*WHAT YOU WILL DO:* Copy the data precisely, keeping every character.

*LISTED ENTRIES:*
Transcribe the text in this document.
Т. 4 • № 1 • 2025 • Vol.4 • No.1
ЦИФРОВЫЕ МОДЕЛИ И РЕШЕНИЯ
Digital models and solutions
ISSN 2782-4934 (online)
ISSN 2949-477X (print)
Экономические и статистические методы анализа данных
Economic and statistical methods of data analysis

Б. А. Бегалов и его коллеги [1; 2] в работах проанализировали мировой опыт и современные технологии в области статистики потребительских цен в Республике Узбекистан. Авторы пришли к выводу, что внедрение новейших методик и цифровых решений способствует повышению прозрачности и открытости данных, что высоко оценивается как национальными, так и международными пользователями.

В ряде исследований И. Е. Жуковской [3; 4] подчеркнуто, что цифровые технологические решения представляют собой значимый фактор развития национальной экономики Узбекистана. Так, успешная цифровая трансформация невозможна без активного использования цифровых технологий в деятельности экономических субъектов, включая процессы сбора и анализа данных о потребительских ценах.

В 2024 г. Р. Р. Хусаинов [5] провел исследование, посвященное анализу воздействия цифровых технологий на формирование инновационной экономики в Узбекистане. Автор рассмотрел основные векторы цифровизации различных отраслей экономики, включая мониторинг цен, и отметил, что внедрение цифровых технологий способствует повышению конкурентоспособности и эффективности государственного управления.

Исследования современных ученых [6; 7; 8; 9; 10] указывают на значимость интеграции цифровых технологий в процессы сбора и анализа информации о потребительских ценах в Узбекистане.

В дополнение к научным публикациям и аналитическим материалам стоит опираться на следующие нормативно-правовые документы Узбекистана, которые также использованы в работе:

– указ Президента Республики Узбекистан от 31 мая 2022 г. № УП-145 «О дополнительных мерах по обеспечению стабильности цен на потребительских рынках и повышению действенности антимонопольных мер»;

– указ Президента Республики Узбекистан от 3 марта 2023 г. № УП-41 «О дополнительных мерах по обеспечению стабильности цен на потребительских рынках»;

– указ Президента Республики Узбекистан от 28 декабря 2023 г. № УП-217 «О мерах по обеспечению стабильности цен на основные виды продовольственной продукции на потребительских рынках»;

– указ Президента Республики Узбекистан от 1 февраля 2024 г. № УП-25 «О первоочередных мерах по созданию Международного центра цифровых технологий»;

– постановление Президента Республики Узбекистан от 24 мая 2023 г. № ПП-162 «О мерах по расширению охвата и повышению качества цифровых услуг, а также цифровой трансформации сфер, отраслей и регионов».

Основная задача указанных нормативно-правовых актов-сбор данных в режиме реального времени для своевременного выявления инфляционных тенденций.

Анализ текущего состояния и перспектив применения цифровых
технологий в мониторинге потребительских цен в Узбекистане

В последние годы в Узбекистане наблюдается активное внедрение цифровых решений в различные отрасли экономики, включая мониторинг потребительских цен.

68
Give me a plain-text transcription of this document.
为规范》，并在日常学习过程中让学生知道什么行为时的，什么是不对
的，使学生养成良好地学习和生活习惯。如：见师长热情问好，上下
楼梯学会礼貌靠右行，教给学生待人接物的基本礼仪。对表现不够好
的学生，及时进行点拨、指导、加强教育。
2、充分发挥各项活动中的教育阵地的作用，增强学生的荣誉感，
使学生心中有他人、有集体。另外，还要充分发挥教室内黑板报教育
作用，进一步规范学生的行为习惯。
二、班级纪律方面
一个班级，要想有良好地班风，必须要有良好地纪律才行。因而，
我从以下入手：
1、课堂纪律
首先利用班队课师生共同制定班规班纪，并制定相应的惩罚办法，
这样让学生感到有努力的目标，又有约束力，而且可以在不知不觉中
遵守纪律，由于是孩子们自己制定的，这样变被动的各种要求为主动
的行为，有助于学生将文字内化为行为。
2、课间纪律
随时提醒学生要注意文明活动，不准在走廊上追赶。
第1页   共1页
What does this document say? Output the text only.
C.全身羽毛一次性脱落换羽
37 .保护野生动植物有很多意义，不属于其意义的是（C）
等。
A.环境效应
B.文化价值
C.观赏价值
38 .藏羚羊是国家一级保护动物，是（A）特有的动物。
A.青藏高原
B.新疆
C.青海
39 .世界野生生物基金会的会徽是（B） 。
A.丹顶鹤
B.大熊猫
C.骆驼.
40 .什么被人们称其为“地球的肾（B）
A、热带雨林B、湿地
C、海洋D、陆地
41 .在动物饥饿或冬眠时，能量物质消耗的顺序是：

*RESPONSE TO THE EXERCISE:*
Transcribe the text in this document.
Т. 4 • № 1 • 2025 • Vol.4 • No.1
ЦИФРОВЫЕ МОДЕЛИ И РЕШЕНИЯ
Digital models and solutions
ISSN 2782-4934 (online)
ISSN 2949-477X (print)
Экономические и статистические методы анализа данных
Economic and statistical methods of data analysis

Б. А. Бегалов и его коллеги [1; 2] в работах проанализировали мировой опыт и современные технологии в области статистики потребительских цен в Республике Узбекистан. Авторы пришли к выводу, что внедрение новейших методик и цифровых решений способствует повышению прозрачности и открытости данных, что высоко оценивается как национальными, так и международными пользователями.

В ряде исследований И. Е. Жуковской [3; 4] подчеркнуто, что цифровые технологические решения представляют собой значимый фактор развития национальной экономики Узбекистана. Так, успешная цифровая трансформация невозможна без активного использования цифровых технологий в деятельности экономических субъектов, включая процессы сбора и анализа данных о потребительских ценах.

В 2024 г. Р. Р. Хусаинов [5] провел исследование, посвященное анализу воздействия цифровых технологий на формирование инновационной экономики в Узбекистане. Автор рассмотрел основные векторы цифровизации различных отраслей экономики, включая мониторинг цен, и отметил, что внедрение цифровых технологий способствует повышению конкурентоспособности и эффективности государственного управления.

Исследования современных ученых [6; 7; 8; 9; 10] указывают на значимость интеграции цифровых технологий в процессы сбора и анализа информации о потребительских ценах в Узбекистане.

В дополнение к научным публикациям и аналитическим материалам стоит опираться на следующие нормативно-правовые документы Узбекистана, которые также использованы в работе:

– указ Президента Республики Узбекистан от 31 мая 2022 г. № УП-145 «О дополнительных мерах по обеспечению стабильности цен на потребительских рынках и повышению действенности антимонопольных мер»;

– указ Президента Республики Узбекистан от 3 марта 2023 г. № УП-41 «О дополнительных мерах по обеспечению стабильности цен на потребительских рынках»;

– указ Президента Республики Узбекистан от 28 декабря 2023 г. № УП-217 «О мерах по обеспечению стабильности цен на основные виды продовольственной продукции на потребительских рынках»;

– указ Президента Республики Узбекистан от 1 февраля 2024 г. № УП-25 «О первоочередных мерах по созданию Международного центра цифровых технологий»;

– постановление Президента Республики Узбекистан от 24 мая 2023 г. № ПП-162 «О мерах по расширению охвата и повышению качества цифровых услуг, а также цифровой трансформации сфер, отраслей и регионов».

Основная задача указанных нормативно-правовых актов-сбор данных в режиме реального времени для своевременного выявления инфляционных тенденций.

Анализ текущего состояния и перспектив применения цифровых
технологий в мониторинге потребительских цен в Узбекистане

В последние годы в Узбекистане наблюдается активное внедрение цифровых решений в различные отрасли экономики, включая мониторинг потребительских цен.

68
Give me a plain-text transcription of this document.
为规范》，并在日常学习过程中让学生知道什么行为时的，什么是不对
的，使学生养成良好地学习和生活习惯。如：见师长热情问好，上下
楼梯学会礼貌靠右行，教给学生待人接物的基本礼仪。对表现不够好
的学生，及时进行点拨、指导、加强教育。
2、充分发挥各项活动中的教育阵地的作用，增强学生的荣誉感，
使学生心中有他人、有集体。另外，还要充分发挥教室内黑板报教育
作用，进一步规范学生的行为习惯。
二、班级纪律方面
一个班级，要想有良好地班风，必须要有良好地纪律才行。因而，
我从以下入手：
1、课堂纪律
首先利用班队课师生共同制定班规班纪，并制定相应的惩罚办法，
这样让学生感到有努力的目标，又有约束力，而且可以在不知不觉中
遵守纪律，由于是孩子们自己制定的，这样变被动的各种要求为主动
的行为，有助于学生将文字内化为行为。
2、课间纪律
随时提醒学生要注意文明活动，不准在走廊上追赶。
第1页   共1页
What does this document say? Output the text only.
C.全身羽毛一次性脱落换羽
37 .保护野生动植物有很多意义，不属于其意义的是（C）
等。
A.环境效应
B.文化价值
C.观赏价值
38 .藏羚羊是国家一级保护动物，是（A）特有的动物。
A.青藏高原
B.新疆
C.青海
39 .世界野生生物基金会的会徽是（B） 。
A.丹顶鹤
B.大熊猫
C.骆驼.
40 .什么被人们称其为“地球的肾（B）
A、热带雨林B、湿地
C、海洋D、陆地
41 .在动物饥饿或冬眠时，能量物质消耗的顺序是：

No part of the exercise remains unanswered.